■ **Records for the task**
--------------------------------------------------

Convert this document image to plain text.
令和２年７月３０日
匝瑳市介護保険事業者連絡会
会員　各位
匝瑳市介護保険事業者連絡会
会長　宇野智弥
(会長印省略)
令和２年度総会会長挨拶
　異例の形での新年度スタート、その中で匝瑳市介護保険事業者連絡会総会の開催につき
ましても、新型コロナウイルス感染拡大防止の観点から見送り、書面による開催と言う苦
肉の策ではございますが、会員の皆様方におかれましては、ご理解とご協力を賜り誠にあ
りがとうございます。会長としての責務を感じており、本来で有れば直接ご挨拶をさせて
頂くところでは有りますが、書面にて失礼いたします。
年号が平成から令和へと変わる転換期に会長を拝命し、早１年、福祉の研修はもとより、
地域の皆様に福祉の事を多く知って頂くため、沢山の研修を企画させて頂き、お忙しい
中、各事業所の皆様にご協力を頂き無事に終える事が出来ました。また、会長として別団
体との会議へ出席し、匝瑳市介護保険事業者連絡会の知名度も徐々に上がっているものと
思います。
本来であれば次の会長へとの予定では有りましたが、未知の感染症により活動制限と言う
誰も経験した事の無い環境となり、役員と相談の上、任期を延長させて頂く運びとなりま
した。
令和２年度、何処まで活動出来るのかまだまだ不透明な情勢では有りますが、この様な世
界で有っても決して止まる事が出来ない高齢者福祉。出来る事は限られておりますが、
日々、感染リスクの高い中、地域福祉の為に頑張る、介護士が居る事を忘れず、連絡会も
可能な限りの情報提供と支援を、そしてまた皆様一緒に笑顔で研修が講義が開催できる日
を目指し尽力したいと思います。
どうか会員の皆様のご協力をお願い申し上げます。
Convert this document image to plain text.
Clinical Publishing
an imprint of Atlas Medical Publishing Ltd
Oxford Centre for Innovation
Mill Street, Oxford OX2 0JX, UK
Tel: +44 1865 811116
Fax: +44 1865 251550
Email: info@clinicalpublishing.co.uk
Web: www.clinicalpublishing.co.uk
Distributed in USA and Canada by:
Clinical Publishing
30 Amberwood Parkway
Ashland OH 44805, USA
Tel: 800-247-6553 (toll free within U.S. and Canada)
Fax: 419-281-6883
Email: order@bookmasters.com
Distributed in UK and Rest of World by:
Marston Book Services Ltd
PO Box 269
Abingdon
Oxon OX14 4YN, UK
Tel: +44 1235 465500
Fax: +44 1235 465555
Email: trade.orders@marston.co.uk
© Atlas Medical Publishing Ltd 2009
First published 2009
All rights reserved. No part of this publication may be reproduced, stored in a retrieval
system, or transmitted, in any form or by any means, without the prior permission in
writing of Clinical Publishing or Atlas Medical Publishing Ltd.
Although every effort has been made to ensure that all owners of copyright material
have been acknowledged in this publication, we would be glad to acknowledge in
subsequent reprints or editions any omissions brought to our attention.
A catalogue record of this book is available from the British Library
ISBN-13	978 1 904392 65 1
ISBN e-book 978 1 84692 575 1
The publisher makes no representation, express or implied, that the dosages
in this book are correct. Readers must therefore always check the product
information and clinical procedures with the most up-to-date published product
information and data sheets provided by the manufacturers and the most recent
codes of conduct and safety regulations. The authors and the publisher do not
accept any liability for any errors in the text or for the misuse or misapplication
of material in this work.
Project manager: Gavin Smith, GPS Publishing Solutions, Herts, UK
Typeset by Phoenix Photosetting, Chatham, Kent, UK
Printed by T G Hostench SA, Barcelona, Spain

--------------------------------------------------

■ **Objective**
Return the listing above in full, character for character.

■ **Response to this exercise**
Convert this document image to plain text.
令和２年７月３０日
匝瑳市介護保険事業者連絡会
会員　各位
匝瑳市介護保険事業者連絡会
会長　宇野智弥
(会長印省略)
令和２年度総会会長挨拶
　異例の形での新年度スタート、その中で匝瑳市介護保険事業者連絡会総会の開催につき
ましても、新型コロナウイルス感染拡大防止の観点から見送り、書面による開催と言う苦
肉の策ではございますが、会員の皆様方におかれましては、ご理解とご協力を賜り誠にあ
りがとうございます。会長としての責務を感じており、本来で有れば直接ご挨拶をさせて
頂くところでは有りますが、書面にて失礼いたします。
年号が平成から令和へと変わる転換期に会長を拝命し、早１年、福祉の研修はもとより、
地域の皆様に福祉の事を多く知って頂くため、沢山の研修を企画させて頂き、お忙しい
中、各事業所の皆様にご協力を頂き無事に終える事が出来ました。また、会長として別団
体との会議へ出席し、匝瑳市介護保険事業者連絡会の知名度も徐々に上がっているものと
思います。
本来であれば次の会長へとの予定では有りましたが、未知の感染症により活動制限と言う
誰も経験した事の無い環境となり、役員と相談の上、任期を延長させて頂く運びとなりま
した。
令和２年度、何処まで活動出来るのかまだまだ不透明な情勢では有りますが、この様な世
界で有っても決して止まる事が出来ない高齢者福祉。出来る事は限られておりますが、
日々、感染リスクの高い中、地域福祉の為に頑張る、介護士が居る事を忘れず、連絡会も
可能な限りの情報提供と支援を、そしてまた皆様一緒に笑顔で研修が講義が開催できる日
を目指し尽力したいと思います。
どうか会員の皆様のご協力をお願い申し上げます。
Convert this document image to plain text.
Clinical Publishing
an imprint of Atlas Medical Publishing Ltd
Oxford Centre for Innovation
Mill Street, Oxford OX2 0JX, UK
Tel: +44 1865 811116
Fax: +44 1865 251550
Email: info@clinicalpublishing.co.uk
Web: www.clinicalpublishing.co.uk
Distributed in USA and Canada by:
Clinical Publishing
30 Amberwood Parkway
Ashland OH 44805, USA
Tel: 800-247-6553 (toll free within U.S. and Canada)
Fax: 419-281-6883
Email: order@bookmasters.com
Distributed in UK and Rest of World by:
Marston Book Services Ltd
PO Box 269
Abingdon
Oxon OX14 4YN, UK
Tel: +44 1235 465500
Fax: +44 1235 465555
Email: trade.orders@marston.co.uk
© Atlas Medical Publishing Ltd 2009
First published 2009
All rights reserved. No part of this publication may be reproduced, stored in a retrieval
system, or transmitted, in any form or by any means, without the prior permission in
writing of Clinical Publishing or Atlas Medical Publishing Ltd.
Although every effort has been made to ensure that all owners of copyright material
have been acknowledged in this publication, we would be glad to acknowledge in
subsequent reprints or editions any omissions brought to our attention.
A catalogue record of this book is available from the British Library
ISBN-13	978 1 904392 65 1
ISBN e-book 978 1 84692 575 1
The publisher makes no representation, express or implied, that the dosages
in this book are correct. Readers must therefore always check the product
information and clinical procedures with the most up-to-date published product
information and data sheets provided by the manufacturers and the most recent
codes of conduct and safety regulations. The authors and the publisher do not
accept any liability for any errors in the text or for the misuse or misapplication
of material in this work.
Project manager: Gavin Smith, GPS Publishing Solutions, Herts, UK
Typeset by Phoenix Photosetting, Chatham, Kent, UK
Printed by T G Hostench SA, Barcelona, Spain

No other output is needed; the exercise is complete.